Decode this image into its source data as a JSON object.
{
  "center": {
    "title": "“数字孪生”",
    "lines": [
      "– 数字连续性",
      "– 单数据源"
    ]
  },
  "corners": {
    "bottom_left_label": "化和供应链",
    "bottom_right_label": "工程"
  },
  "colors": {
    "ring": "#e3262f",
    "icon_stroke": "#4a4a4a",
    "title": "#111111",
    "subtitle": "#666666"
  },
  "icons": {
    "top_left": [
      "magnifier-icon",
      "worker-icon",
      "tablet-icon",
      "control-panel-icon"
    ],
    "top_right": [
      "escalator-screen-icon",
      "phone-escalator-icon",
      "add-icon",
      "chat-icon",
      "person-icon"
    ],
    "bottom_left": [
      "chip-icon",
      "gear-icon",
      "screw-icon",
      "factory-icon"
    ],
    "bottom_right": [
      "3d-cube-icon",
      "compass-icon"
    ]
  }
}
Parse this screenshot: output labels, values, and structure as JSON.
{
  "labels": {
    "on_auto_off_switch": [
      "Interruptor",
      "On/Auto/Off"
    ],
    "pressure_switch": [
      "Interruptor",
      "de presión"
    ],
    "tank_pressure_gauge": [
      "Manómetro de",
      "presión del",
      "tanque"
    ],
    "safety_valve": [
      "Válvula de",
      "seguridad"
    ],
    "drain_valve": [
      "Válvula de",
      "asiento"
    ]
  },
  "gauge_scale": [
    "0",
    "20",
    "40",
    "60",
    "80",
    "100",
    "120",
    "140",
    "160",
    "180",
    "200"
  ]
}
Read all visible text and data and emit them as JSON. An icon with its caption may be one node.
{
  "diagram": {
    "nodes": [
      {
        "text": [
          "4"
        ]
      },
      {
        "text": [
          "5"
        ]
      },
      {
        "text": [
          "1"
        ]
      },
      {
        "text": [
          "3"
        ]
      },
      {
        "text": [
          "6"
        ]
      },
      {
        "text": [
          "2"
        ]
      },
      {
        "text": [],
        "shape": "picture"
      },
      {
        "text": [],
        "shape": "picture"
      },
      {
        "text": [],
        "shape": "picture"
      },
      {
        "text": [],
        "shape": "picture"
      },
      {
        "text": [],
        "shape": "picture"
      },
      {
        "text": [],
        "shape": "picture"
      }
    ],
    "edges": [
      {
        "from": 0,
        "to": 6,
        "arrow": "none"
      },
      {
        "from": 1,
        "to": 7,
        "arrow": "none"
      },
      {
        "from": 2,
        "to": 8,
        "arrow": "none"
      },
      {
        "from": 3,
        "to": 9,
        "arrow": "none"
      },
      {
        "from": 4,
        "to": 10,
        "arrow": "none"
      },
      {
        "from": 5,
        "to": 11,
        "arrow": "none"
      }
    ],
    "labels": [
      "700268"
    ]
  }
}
----------------------------------------
# What to do
Write the data back out verbatim.

# The output
Decode this image into its source data as a JSON object.
{
  "center": {
    "title": "“数字孪生”",
    "lines": [
      "– 数字连续性",
      "– 单数据源"
    ]
  },
  "corners": {
    "bottom_left_label": "化和供应链",
    "bottom_right_label": "工程"
  },
  "colors": {
    "ring": "#e3262f",
    "icon_stroke": "#4a4a4a",
    "title": "#111111",
    "subtitle": "#666666"
  },
  "icons": {
    "top_left": [
      "magnifier-icon",
      "worker-icon",
      "tablet-icon",
      "control-panel-icon"
    ],
    "top_right": [
      "escalator-screen-icon",
      "phone-escalator-icon",
      "add-icon",
      "chat-icon",
      "person-icon"
    ],
    "bottom_left": [
      "chip-icon",
      "gear-icon",
      "screw-icon",
      "factory-icon"
    ],
    "bottom_right": [
      "3d-cube-icon",
      "compass-icon"
    ]
  }
}
Parse this screenshot: output labels, values, and structure as JSON.
{
  "labels": {
    "on_auto_off_switch": [
      "Interruptor",
      "On/Auto/Off"
    ],
    "pressure_switch": [
      "Interruptor",
      "de presión"
    ],
    "tank_pressure_gauge": [
      "Manómetro de",
      "presión del",
      "tanque"
    ],
    "safety_valve": [
      "Válvula de",
      "seguridad"
    ],
    "drain_valve": [
      "Válvula de",
      "asiento"
    ]
  },
  "gauge_scale": [
    "0",
    "20",
    "40",
    "60",
    "80",
    "100",
    "120",
    "140",
    "160",
    "180",
    "200"
  ]
}
Read all visible text and data and emit them as JSON. An icon with its caption may be one node.
{
  "diagram": {
    "nodes": [
      {
        "text": [
          "4"
        ]
      },
      {
        "text": [
          "5"
        ]
      },
      {
        "text": [
          "1"
        ]
      },
      {
        "text": [
          "3"
        ]
      },
      {
        "text": [
          "6"
        ]
      },
      {
        "text": [
          "2"
        ]
      },
      {
        "text": [],
        "shape": "picture"
      },
      {
        "text": [],
        "shape": "picture"
      },
      {
        "text": [],
        "shape": "picture"
      },
      {
        "text": [],
        "shape": "picture"
      },
      {
        "text": [],
        "shape": "picture"
      },
      {
        "text": [],
        "shape": "picture"
      }
    ],
    "edges": [
      {
        "from": 0,
        "to": 6,
        "arrow": "none"
      },
      {
        "from": 1,
        "to": 7,
        "arrow": "none"
      },
      {
        "from": 2,
        "to": 8,
        "arrow": "none"
      },
      {
        "from": 3,
        "to": 9,
        "arrow": "none"
      },
      {
        "from": 4,
        "to": 10,
        "arrow": "none"
      },
      {
        "from": 5,
        "to": 11,
        "arrow": "none"
      }
    ],
    "labels": [
      "700268"
    ]
  }
}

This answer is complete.